━━━━━ Information supplied

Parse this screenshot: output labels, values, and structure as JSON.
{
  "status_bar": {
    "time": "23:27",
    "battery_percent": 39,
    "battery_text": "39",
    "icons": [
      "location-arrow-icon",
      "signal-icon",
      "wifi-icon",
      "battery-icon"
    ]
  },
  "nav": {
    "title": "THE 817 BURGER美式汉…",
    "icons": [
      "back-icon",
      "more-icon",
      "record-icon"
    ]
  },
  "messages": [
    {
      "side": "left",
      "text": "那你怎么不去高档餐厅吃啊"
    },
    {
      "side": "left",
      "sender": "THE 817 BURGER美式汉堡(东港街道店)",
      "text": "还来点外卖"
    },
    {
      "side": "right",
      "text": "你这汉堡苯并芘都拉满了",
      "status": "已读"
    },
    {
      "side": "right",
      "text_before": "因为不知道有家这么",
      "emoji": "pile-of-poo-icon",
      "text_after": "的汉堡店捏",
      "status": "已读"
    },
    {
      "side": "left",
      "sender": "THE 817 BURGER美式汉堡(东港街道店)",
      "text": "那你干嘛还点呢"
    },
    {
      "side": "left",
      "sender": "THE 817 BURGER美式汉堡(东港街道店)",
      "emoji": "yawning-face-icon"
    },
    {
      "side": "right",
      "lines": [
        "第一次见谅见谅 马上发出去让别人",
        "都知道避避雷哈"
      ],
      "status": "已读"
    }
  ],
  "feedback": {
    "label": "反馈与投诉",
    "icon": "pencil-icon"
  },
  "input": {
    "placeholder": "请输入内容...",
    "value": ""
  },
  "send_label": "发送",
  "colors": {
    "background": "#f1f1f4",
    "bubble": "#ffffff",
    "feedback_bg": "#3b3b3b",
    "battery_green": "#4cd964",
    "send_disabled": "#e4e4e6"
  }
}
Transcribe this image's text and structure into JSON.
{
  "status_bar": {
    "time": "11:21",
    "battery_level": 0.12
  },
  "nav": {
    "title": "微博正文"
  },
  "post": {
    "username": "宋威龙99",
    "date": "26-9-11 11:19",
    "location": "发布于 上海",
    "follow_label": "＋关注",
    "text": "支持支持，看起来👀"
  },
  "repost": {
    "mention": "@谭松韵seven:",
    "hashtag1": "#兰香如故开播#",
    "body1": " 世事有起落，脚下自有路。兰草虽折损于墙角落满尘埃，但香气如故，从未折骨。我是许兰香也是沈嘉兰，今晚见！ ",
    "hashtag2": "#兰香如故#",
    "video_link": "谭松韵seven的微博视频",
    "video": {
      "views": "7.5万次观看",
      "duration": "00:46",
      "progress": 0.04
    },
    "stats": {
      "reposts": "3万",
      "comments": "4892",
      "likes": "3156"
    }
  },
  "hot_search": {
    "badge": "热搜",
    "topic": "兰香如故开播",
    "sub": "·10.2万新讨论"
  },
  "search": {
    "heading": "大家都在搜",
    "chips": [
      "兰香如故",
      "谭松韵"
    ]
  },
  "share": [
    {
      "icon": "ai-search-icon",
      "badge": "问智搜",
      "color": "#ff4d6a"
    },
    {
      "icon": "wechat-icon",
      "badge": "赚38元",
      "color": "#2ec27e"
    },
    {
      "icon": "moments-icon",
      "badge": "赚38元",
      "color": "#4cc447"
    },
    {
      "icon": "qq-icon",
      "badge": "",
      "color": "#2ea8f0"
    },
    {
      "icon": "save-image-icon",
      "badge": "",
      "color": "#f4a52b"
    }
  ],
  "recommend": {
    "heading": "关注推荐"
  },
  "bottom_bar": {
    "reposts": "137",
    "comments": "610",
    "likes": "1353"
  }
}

━━━━━━━━━━

### Objective
Please repeat the listing exactly, with nothing left out.

### Problem solution
Parse this screenshot: output labels, values, and structure as JSON.
{
  "status_bar": {
    "time": "23:27",
    "battery_percent": 39,
    "battery_text": "39",
    "icons": [
      "location-arrow-icon",
      "signal-icon",
      "wifi-icon",
      "battery-icon"
    ]
  },
  "nav": {
    "title": "THE 817 BURGER美式汉…",
    "icons": [
      "back-icon",
      "more-icon",
      "record-icon"
    ]
  },
  "messages": [
    {
      "side": "left",
      "text": "那你怎么不去高档餐厅吃啊"
    },
    {
      "side": "left",
      "sender": "THE 817 BURGER美式汉堡(东港街道店)",
      "text": "还来点外卖"
    },
    {
      "side": "right",
      "text": "你这汉堡苯并芘都拉满了",
      "status": "已读"
    },
    {
      "side": "right",
      "text_before": "因为不知道有家这么",
      "emoji": "pile-of-poo-icon",
      "text_after": "的汉堡店捏",
      "status": "已读"
    },
    {
      "side": "left",
      "sender": "THE 817 BURGER美式汉堡(东港街道店)",
      "text": "那你干嘛还点呢"
    },
    {
      "side": "left",
      "sender": "THE 817 BURGER美式汉堡(东港街道店)",
      "emoji": "yawning-face-icon"
    },
    {
      "side": "right",
      "lines": [
        "第一次见谅见谅 马上发出去让别人",
        "都知道避避雷哈"
      ],
      "status": "已读"
    }
  ],
  "feedback": {
    "label": "反馈与投诉",
    "icon": "pencil-icon"
  },
  "input": {
    "placeholder": "请输入内容...",
    "value": ""
  },
  "send_label": "发送",
  "colors": {
    "background": "#f1f1f4",
    "bubble": "#ffffff",
    "feedback_bg": "#3b3b3b",
    "battery_green": "#4cd964",
    "send_disabled": "#e4e4e6"
  }
}
Transcribe this image's text and structure into JSON.
{
  "status_bar": {
    "time": "11:21",
    "battery_level": 0.12
  },
  "nav": {
    "title": "微博正文"
  },
  "post": {
    "username": "宋威龙99",
    "date": "26-9-11 11:19",
    "location": "发布于 上海",
    "follow_label": "＋关注",
    "text": "支持支持，看起来👀"
  },
  "repost": {
    "mention": "@谭松韵seven:",
    "hashtag1": "#兰香如故开播#",
    "body1": " 世事有起落，脚下自有路。兰草虽折损于墙角落满尘埃，但香气如故，从未折骨。我是许兰香也是沈嘉兰，今晚见！ ",
    "hashtag2": "#兰香如故#",
    "video_link": "谭松韵seven的微博视频",
    "video": {
      "views": "7.5万次观看",
      "duration": "00:46",
      "progress": 0.04
    },
    "stats": {
      "reposts": "3万",
      "comments": "4892",
      "likes": "3156"
    }
  },
  "hot_search": {
    "badge": "热搜",
    "topic": "兰香如故开播",
    "sub": "·10.2万新讨论"
  },
  "search": {
    "heading": "大家都在搜",
    "chips": [
      "兰香如故",
      "谭松韵"
    ]
  },
  "share": [
    {
      "icon": "ai-search-icon",
      "badge": "问智搜",
      "color": "#ff4d6a"
    },
    {
      "icon": "wechat-icon",
      "badge": "赚38元",
      "color": "#2ec27e"
    },
    {
      "icon": "moments-icon",
      "badge": "赚38元",
      "color": "#4cc447"
    },
    {
      "icon": "qq-icon",
      "badge": "",
      "color": "#2ea8f0"
    },
    {
      "icon": "save-image-icon",
      "badge": "",
      "color": "#f4a52b"
    }
  ],
  "recommend": {
    "heading": "关注推荐"
  },
  "bottom_bar": {
    "reposts": "137",
    "comments": "610",
    "likes": "1353"
  }
}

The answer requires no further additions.